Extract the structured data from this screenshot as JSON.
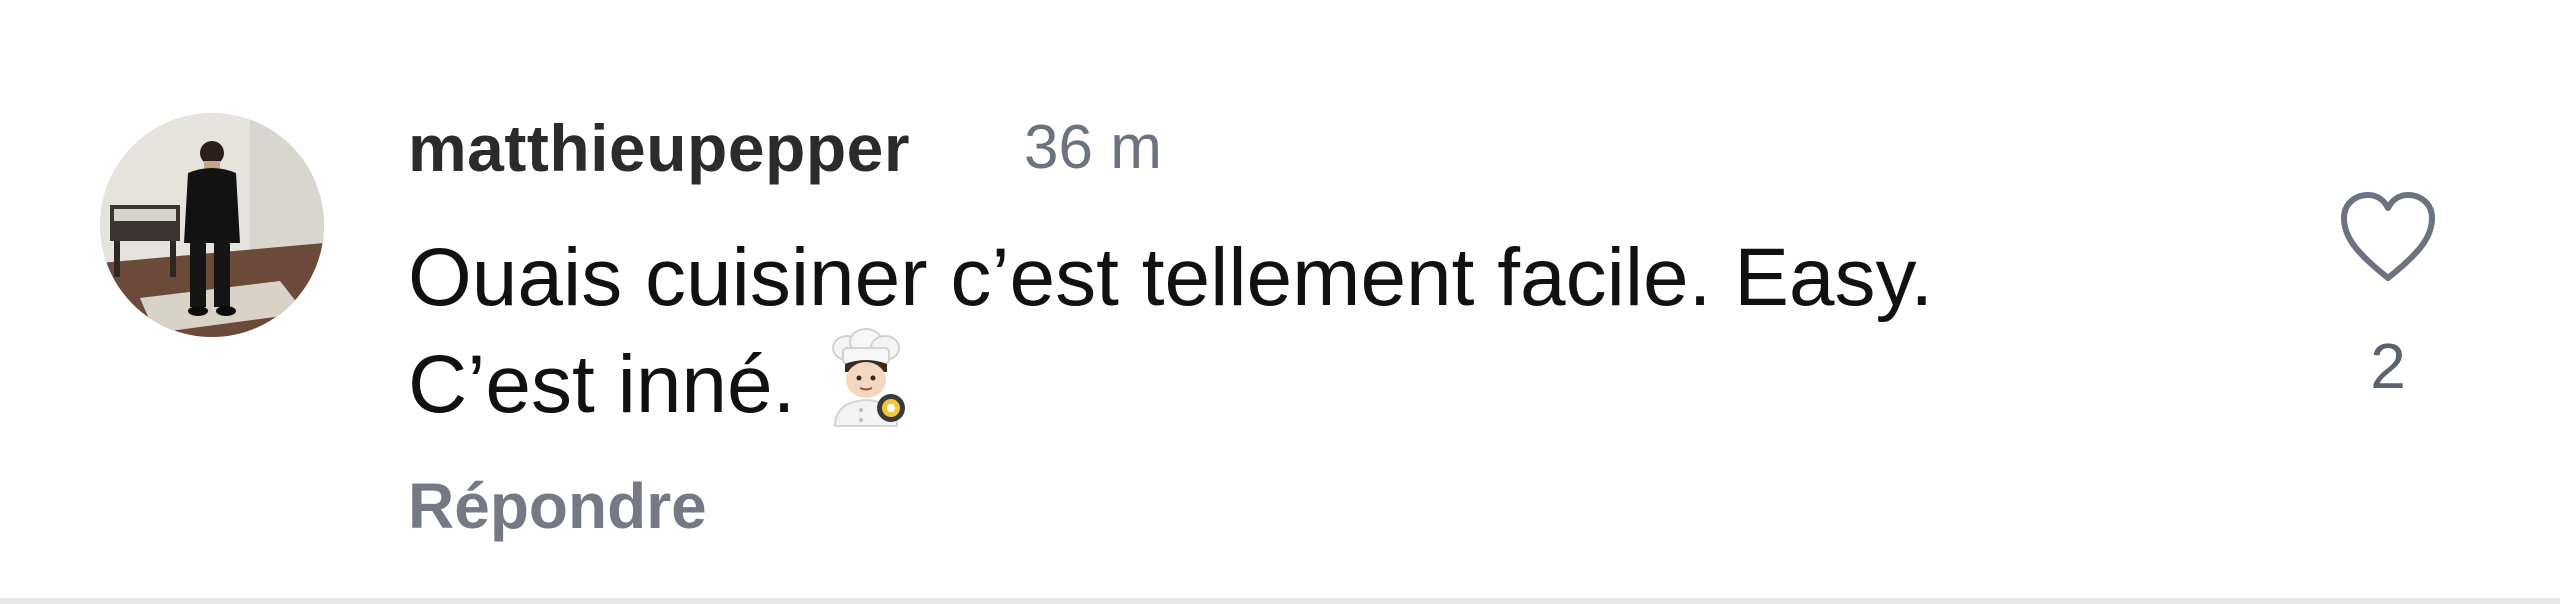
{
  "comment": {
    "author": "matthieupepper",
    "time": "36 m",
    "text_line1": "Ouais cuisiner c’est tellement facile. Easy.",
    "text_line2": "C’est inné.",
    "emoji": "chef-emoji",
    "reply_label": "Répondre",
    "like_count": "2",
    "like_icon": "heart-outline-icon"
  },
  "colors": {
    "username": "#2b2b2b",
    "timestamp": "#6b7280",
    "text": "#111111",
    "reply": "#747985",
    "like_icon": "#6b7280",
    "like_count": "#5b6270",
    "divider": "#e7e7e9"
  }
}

[JOB] Drop the images and quote the entries word for word.

[THE SOLUTION]
Extract the structured data from this screenshot as JSON.
{
  "comment": {
    "author": "matthieupepper",
    "time": "36 m",
    "text_line1": "Ouais cuisiner c’est tellement facile. Easy.",
    "text_line2": "C’est inné.",
    "emoji": "chef-emoji",
    "reply_label": "Répondre",
    "like_count": "2",
    "like_icon": "heart-outline-icon"
  },
  "colors": {
    "username": "#2b2b2b",
    "timestamp": "#6b7280",
    "text": "#111111",
    "reply": "#747985",
    "like_icon": "#6b7280",
    "like_count": "#5b6270",
    "divider": "#e7e7e9"
  }
}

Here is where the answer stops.